— Begin EXERCISE MATERIALS —
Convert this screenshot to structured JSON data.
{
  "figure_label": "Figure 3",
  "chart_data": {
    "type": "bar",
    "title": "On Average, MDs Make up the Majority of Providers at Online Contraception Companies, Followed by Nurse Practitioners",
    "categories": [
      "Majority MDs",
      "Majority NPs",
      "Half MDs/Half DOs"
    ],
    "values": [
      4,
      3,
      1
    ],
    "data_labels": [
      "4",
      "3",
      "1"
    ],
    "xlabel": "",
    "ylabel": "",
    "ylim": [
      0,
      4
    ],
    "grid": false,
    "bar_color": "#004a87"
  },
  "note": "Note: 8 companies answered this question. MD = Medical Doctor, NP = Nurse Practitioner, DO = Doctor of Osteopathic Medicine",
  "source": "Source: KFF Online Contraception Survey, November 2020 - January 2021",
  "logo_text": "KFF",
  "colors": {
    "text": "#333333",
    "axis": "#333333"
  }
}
— End EXERCISE MATERIALS —
SET TASK:
All of the entries must be written out exactly as they stand.

TASK RESULT:
Convert this screenshot to structured JSON data.
{
  "figure_label": "Figure 3",
  "chart_data": {
    "type": "bar",
    "title": "On Average, MDs Make up the Majority of Providers at Online Contraception Companies, Followed by Nurse Practitioners",
    "categories": [
      "Majority MDs",
      "Majority NPs",
      "Half MDs/Half DOs"
    ],
    "values": [
      4,
      3,
      1
    ],
    "data_labels": [
      "4",
      "3",
      "1"
    ],
    "xlabel": "",
    "ylabel": "",
    "ylim": [
      0,
      4
    ],
    "grid": false,
    "bar_color": "#004a87"
  },
  "note": "Note: 8 companies answered this question. MD = Medical Doctor, NP = Nurse Practitioner, DO = Doctor of Osteopathic Medicine",
  "source": "Source: KFF Online Contraception Survey, November 2020 - January 2021",
  "logo_text": "KFF",
  "colors": {
    "text": "#333333",
    "axis": "#333333"
  }
}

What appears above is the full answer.